# start of Records for processing

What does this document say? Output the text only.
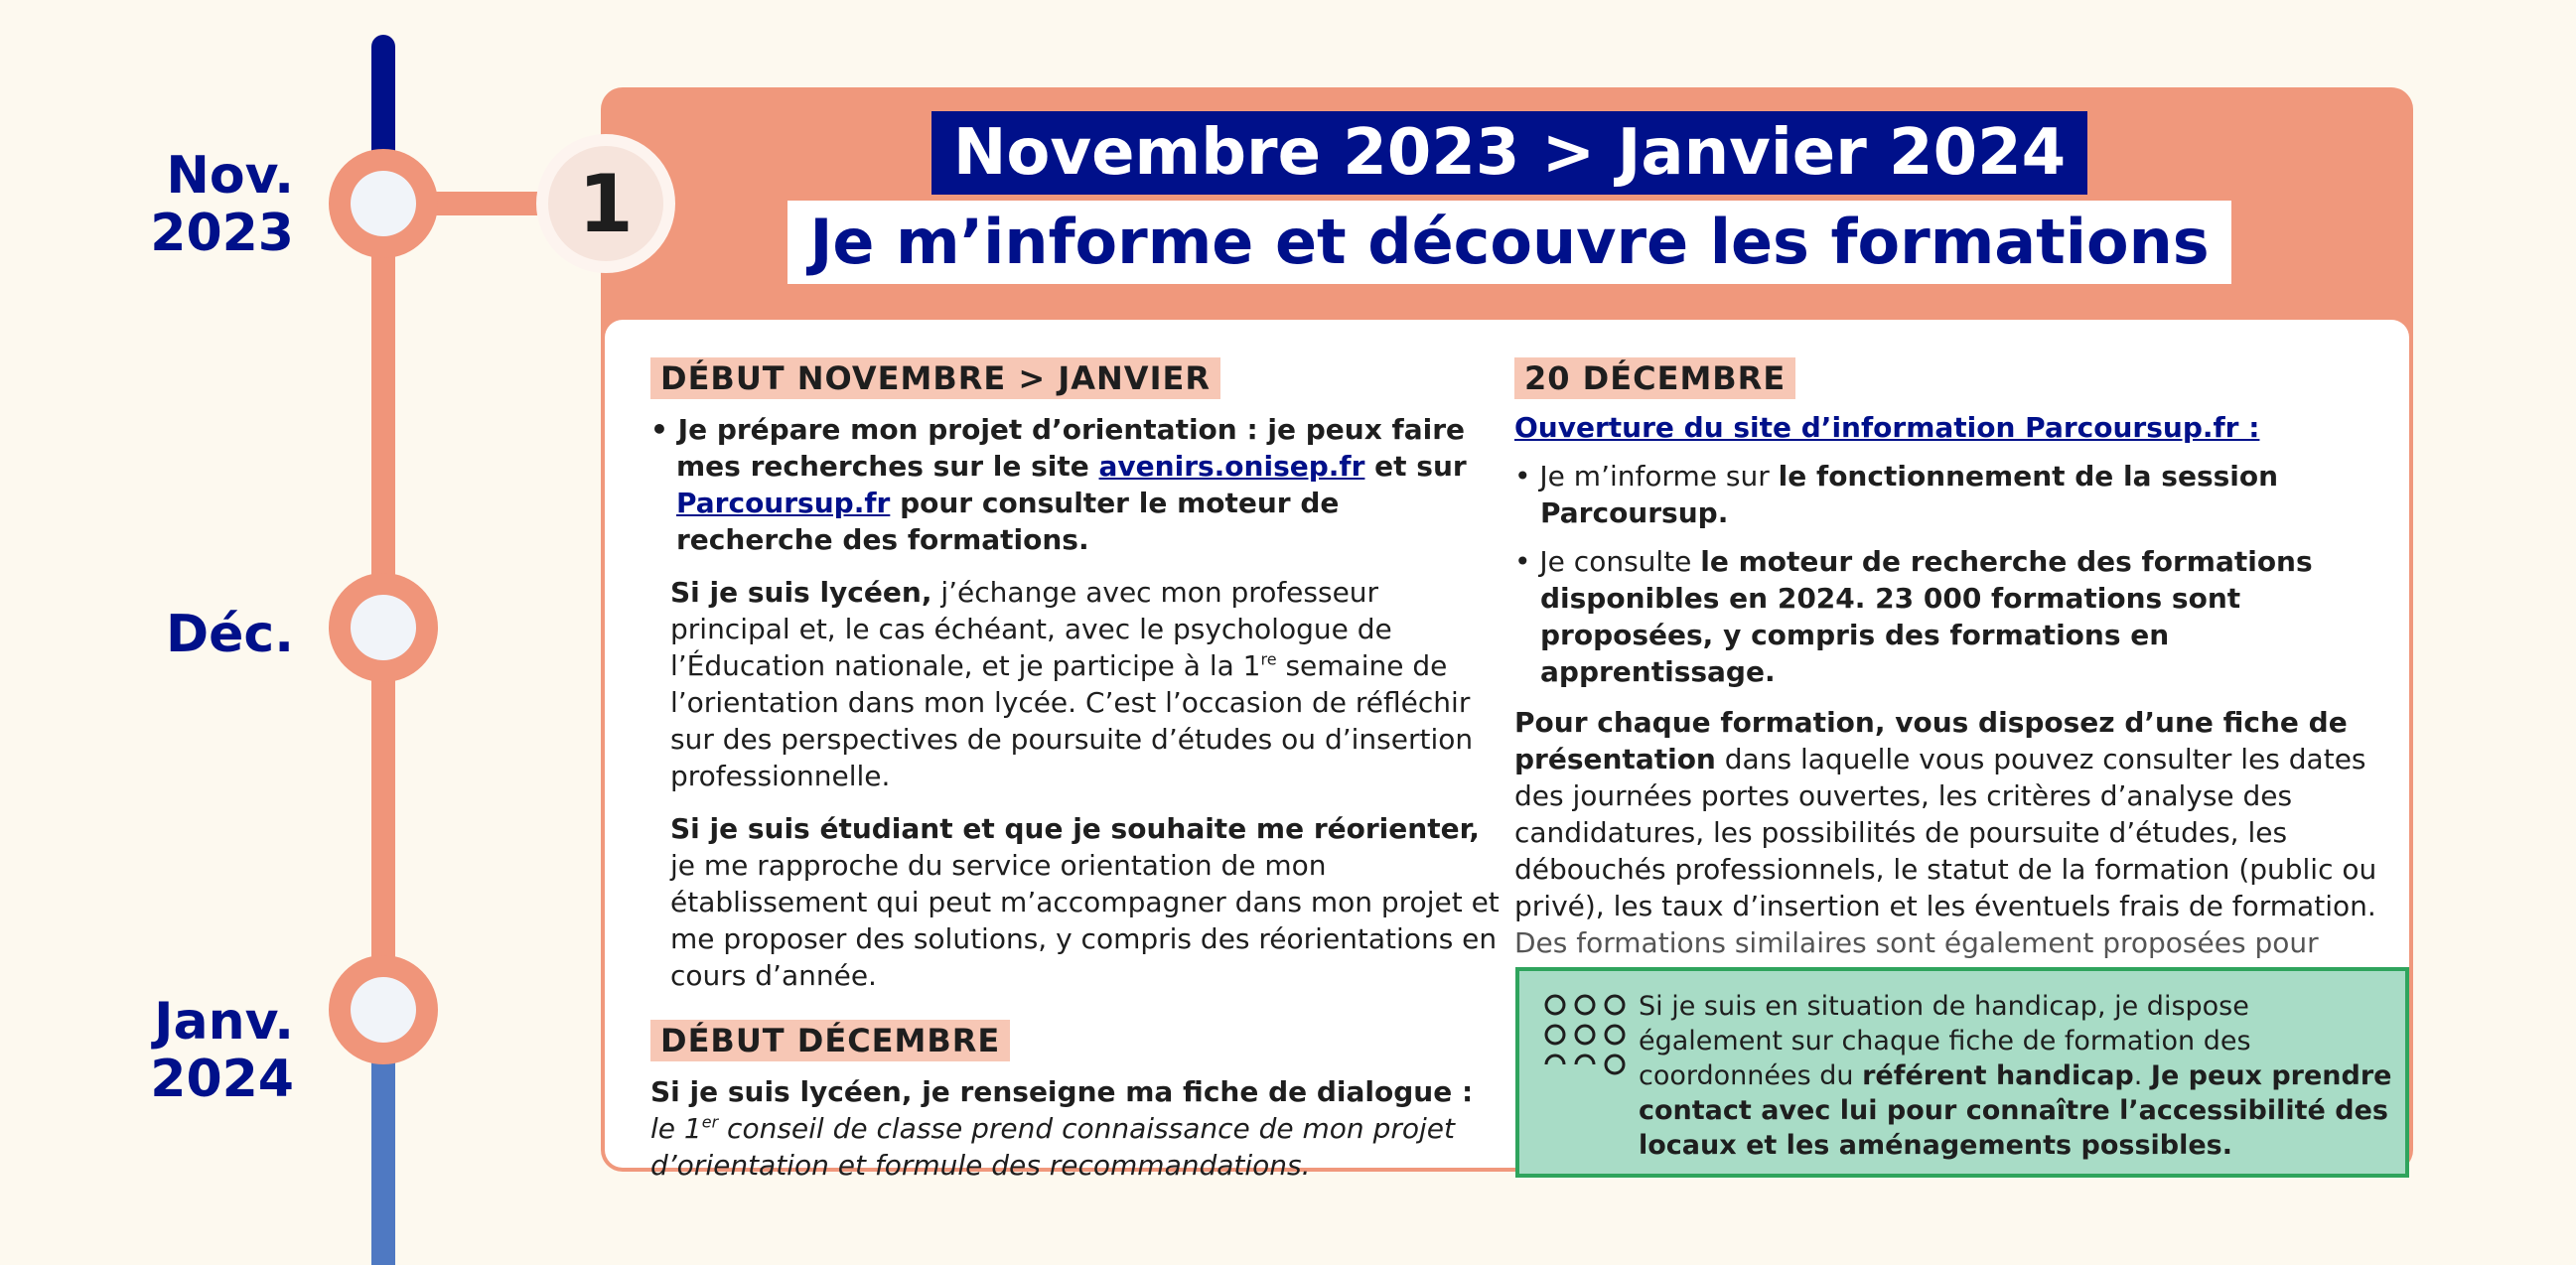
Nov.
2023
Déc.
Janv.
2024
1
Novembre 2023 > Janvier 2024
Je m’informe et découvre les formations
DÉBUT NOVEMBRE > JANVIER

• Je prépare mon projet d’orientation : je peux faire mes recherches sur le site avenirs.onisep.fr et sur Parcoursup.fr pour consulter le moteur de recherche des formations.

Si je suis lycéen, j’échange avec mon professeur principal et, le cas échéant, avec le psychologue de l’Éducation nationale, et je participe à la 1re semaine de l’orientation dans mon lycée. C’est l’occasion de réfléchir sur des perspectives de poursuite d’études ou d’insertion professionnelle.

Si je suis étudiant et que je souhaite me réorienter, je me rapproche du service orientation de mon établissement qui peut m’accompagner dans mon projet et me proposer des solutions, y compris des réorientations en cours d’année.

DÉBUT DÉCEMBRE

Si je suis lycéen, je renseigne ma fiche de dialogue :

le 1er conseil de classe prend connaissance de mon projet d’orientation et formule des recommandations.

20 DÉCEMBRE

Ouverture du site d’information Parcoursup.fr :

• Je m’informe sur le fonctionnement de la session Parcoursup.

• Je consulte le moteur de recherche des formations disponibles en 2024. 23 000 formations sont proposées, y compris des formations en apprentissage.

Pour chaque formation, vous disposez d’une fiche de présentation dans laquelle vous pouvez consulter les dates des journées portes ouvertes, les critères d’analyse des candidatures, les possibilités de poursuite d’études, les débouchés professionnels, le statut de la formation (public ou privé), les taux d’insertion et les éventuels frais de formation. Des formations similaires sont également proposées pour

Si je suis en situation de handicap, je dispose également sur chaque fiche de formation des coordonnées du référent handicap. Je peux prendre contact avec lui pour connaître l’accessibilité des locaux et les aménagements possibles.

# end of Records for processing
# start of Records for processing

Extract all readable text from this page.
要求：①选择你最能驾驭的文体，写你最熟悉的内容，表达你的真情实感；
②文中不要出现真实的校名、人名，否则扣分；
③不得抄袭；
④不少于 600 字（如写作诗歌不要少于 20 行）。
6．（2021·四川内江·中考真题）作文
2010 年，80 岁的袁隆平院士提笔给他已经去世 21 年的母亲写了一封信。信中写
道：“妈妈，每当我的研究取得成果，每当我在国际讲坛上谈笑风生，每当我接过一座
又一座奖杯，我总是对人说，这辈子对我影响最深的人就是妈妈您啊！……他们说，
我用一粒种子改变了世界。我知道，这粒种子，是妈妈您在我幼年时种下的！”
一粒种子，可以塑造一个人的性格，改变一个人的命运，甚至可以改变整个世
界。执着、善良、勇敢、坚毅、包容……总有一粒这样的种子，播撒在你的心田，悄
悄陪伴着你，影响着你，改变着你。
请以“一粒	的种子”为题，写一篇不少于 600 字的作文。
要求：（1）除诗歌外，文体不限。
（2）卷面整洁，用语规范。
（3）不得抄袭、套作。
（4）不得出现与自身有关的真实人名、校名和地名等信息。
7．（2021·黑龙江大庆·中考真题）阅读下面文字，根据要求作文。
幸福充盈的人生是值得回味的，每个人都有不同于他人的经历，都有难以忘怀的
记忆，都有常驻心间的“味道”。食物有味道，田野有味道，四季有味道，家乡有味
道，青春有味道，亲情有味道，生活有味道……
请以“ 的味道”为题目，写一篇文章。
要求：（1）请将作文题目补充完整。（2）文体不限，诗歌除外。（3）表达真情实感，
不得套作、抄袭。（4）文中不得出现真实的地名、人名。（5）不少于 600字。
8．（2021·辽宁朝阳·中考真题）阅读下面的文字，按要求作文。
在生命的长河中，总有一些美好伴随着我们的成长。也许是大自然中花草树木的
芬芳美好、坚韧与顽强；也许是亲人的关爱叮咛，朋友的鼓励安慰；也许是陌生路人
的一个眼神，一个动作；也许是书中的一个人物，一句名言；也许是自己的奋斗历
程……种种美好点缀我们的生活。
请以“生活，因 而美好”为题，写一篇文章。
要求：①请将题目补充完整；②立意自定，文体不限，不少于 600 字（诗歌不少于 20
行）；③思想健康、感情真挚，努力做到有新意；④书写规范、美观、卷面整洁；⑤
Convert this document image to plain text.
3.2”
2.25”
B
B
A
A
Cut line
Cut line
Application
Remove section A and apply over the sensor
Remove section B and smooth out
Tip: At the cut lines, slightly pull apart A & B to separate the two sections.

# end of Records for processing

### What is expected
Gather all lines from the records above in which "recherche" appears.

### Correct output
• Je prépare mon projet d’orientation : je peux faire mes recherches sur le site avenirs.onisep.fr et sur Parcoursup.fr pour consulter le moteur de recherche des formations.
• Je consulte le moteur de recherche des formations disponibles en 2024. 23 000 formations sont proposées, y compris des formations en apprentissage.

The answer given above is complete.